### What is expected:
State the number of lines in these records holding "BRCM". Say nothing more.

-------- Exercise material --------

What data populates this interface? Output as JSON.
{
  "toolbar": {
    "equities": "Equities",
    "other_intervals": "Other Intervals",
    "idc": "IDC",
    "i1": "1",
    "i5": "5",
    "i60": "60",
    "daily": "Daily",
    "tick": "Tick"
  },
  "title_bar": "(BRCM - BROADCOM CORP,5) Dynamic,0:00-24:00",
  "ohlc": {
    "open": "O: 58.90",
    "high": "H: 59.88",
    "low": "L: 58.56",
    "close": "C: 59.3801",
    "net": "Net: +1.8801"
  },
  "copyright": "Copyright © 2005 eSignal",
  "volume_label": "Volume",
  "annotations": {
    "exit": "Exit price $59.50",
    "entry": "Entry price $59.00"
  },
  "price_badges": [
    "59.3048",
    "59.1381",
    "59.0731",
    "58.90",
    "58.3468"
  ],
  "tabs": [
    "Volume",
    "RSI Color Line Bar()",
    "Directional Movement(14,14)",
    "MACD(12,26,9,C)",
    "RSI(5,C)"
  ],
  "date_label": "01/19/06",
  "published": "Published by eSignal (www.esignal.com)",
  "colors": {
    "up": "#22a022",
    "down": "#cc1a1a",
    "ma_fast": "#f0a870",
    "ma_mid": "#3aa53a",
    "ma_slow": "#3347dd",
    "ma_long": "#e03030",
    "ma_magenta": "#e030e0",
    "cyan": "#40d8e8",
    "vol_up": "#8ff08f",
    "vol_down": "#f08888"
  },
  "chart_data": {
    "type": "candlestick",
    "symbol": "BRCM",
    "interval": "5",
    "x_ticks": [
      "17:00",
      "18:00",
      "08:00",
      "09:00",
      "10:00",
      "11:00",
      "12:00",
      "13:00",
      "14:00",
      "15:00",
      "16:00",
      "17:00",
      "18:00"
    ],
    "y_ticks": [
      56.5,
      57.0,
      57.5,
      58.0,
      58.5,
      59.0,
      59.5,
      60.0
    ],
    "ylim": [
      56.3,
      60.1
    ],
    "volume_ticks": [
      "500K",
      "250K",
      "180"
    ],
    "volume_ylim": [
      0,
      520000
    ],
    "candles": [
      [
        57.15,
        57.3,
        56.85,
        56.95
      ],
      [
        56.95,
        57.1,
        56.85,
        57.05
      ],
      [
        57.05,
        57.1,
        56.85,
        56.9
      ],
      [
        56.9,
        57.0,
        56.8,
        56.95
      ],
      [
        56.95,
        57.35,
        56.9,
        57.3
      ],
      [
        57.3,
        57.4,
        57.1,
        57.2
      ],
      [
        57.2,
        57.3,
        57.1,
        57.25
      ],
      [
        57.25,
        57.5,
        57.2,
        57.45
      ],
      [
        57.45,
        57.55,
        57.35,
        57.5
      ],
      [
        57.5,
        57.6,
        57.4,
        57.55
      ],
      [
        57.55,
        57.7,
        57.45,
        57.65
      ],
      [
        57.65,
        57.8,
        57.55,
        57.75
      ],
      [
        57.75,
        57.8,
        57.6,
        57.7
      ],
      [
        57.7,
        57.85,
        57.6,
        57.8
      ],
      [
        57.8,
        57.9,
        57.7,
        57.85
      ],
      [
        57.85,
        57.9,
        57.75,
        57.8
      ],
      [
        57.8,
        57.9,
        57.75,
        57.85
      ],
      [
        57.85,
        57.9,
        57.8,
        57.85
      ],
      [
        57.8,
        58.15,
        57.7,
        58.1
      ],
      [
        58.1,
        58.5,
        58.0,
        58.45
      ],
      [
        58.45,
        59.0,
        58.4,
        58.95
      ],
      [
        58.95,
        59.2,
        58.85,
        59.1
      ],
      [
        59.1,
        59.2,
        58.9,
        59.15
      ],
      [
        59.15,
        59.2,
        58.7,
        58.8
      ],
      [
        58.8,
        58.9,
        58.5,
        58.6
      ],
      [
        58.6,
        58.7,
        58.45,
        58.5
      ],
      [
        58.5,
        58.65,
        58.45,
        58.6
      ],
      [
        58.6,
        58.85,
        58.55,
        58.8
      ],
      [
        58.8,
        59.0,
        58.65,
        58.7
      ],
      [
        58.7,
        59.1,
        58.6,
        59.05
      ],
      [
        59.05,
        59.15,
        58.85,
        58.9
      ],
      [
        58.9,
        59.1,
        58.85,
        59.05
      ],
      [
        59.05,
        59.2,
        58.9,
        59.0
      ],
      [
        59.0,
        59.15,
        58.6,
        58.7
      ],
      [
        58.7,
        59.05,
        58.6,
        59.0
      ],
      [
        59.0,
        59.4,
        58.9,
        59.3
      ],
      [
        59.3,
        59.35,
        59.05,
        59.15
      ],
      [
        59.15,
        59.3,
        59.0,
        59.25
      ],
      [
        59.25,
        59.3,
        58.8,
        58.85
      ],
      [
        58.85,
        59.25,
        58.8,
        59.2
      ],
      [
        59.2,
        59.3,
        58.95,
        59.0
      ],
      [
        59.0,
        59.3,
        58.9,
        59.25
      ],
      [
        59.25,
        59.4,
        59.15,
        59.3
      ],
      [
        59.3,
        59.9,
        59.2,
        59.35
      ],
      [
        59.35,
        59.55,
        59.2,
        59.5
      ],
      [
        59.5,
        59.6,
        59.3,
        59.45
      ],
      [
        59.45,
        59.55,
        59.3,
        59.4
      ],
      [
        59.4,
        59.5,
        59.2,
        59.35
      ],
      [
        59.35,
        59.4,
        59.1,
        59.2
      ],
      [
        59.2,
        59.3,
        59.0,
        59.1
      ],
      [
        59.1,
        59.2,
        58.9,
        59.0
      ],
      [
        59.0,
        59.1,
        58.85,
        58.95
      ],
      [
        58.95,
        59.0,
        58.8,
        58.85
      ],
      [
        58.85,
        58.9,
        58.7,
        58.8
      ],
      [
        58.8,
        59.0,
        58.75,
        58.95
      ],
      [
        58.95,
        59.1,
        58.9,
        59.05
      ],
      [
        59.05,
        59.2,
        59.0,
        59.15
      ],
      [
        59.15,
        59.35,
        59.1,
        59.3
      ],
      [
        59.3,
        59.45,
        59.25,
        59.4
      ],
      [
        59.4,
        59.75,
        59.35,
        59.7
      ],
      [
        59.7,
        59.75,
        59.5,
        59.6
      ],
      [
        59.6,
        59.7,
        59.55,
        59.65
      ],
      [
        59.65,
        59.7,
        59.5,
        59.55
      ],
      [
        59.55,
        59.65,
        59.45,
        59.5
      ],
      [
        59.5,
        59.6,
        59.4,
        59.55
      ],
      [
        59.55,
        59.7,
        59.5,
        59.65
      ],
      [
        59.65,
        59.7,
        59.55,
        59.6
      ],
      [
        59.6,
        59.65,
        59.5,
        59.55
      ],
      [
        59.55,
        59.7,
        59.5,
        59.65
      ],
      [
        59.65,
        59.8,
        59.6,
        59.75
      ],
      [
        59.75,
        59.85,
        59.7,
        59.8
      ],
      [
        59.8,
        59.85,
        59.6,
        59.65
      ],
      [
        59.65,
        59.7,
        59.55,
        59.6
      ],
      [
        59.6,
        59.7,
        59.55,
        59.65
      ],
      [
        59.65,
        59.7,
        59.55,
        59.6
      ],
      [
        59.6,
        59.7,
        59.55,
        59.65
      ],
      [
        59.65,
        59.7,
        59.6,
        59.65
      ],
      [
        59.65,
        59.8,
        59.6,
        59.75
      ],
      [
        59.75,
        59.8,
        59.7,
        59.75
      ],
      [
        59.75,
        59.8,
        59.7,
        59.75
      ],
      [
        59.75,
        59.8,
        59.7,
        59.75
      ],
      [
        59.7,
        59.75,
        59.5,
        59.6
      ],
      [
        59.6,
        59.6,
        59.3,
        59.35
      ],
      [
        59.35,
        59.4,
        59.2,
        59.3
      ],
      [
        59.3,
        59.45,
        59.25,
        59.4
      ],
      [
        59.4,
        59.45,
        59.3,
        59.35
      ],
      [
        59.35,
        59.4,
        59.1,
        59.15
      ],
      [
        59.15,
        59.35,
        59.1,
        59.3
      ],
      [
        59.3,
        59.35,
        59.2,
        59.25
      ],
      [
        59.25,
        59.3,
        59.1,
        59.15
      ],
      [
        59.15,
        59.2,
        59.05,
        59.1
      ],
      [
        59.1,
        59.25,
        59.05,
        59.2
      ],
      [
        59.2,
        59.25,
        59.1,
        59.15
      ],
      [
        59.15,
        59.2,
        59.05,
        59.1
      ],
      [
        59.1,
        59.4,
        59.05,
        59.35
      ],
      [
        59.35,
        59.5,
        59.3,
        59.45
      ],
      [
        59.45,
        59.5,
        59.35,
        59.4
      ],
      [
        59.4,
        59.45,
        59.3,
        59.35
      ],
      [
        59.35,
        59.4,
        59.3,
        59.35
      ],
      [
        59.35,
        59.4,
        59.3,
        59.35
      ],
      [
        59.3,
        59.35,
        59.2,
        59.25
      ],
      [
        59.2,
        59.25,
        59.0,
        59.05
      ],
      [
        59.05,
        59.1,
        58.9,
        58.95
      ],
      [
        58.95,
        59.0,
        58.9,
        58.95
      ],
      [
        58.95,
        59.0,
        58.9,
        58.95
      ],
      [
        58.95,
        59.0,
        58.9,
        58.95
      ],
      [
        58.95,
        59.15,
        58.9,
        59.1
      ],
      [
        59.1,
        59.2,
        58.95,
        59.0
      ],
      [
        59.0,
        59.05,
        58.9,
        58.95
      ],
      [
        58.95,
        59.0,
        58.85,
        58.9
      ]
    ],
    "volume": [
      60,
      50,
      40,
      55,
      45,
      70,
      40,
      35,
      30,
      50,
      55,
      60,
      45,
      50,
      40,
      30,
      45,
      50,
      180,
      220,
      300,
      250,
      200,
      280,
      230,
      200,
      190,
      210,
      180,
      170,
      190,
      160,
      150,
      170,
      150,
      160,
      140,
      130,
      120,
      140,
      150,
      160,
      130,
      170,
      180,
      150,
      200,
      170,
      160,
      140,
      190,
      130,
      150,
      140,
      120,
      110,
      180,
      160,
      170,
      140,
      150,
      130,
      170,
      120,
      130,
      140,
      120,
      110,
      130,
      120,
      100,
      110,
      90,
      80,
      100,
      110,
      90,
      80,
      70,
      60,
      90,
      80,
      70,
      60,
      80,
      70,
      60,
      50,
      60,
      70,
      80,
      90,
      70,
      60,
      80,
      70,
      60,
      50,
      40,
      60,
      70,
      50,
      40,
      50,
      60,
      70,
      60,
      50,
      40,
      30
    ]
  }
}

--------

### Written response:
2